_Required work_: Select all lines with the string "tuyển" in them, and copy those lines.

Items from a dataset:
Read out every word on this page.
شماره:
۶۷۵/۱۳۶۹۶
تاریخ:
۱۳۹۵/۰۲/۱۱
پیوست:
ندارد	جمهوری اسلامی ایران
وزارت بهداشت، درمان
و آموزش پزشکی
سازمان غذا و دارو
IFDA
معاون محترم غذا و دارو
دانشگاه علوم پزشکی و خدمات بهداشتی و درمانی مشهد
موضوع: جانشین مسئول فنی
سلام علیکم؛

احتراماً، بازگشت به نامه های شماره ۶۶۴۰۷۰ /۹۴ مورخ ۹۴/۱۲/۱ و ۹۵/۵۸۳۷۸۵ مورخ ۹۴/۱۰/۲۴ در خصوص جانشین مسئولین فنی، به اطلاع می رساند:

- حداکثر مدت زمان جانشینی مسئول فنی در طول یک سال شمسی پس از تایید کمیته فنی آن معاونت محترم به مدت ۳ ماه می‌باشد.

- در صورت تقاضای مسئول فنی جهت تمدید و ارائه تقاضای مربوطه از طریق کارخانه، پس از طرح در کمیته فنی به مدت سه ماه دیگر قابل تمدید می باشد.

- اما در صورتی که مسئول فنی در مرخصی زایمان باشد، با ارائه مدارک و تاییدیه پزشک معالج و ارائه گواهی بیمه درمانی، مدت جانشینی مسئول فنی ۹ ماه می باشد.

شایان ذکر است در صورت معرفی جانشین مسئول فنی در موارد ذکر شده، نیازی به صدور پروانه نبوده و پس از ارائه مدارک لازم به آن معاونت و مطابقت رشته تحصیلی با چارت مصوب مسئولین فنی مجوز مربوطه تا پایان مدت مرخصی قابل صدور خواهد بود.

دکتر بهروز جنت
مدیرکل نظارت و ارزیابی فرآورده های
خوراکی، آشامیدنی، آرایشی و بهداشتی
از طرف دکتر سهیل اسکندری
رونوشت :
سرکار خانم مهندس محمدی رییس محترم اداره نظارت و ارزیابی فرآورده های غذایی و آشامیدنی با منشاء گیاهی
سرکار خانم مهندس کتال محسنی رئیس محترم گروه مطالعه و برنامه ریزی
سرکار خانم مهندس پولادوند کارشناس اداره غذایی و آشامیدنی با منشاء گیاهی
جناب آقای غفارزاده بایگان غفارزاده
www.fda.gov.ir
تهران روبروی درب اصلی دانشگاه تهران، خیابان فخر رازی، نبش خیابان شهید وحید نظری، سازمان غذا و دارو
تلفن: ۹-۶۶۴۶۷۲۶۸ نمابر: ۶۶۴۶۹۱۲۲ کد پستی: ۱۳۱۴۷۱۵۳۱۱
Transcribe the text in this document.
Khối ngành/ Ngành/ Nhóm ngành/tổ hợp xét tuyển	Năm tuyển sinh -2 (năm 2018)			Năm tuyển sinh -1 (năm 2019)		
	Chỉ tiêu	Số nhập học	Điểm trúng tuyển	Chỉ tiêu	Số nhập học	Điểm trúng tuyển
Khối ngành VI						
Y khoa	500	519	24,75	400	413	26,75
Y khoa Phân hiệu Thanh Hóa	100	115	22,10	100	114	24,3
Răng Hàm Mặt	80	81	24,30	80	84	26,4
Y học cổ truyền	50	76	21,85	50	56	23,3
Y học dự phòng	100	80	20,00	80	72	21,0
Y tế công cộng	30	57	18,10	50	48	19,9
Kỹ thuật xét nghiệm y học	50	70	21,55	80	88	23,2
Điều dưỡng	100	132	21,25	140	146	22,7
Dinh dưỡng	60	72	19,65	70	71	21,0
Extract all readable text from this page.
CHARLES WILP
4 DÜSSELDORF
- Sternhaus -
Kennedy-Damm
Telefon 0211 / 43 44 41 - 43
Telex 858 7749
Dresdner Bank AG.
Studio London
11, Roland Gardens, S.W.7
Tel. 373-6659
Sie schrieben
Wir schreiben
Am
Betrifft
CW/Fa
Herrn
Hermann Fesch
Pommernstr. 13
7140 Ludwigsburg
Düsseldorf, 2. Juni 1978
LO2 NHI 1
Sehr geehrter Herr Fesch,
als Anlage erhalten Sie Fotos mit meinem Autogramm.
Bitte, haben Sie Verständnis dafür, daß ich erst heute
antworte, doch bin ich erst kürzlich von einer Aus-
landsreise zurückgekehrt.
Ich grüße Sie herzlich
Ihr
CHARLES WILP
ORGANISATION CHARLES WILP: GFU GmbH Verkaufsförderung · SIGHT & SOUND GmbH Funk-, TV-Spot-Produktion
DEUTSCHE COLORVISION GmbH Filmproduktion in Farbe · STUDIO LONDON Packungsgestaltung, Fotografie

_Full answer_:
Khối ngành/ Ngành/ Nhóm ngành/tổ hợp xét tuyển	Năm tuyển sinh -2 (năm 2018)			Năm tuyển sinh -1 (năm 2019)		
	Chỉ tiêu	Số nhập học	Điểm trúng tuyển	Chỉ tiêu	Số nhập học	Điểm trúng tuyển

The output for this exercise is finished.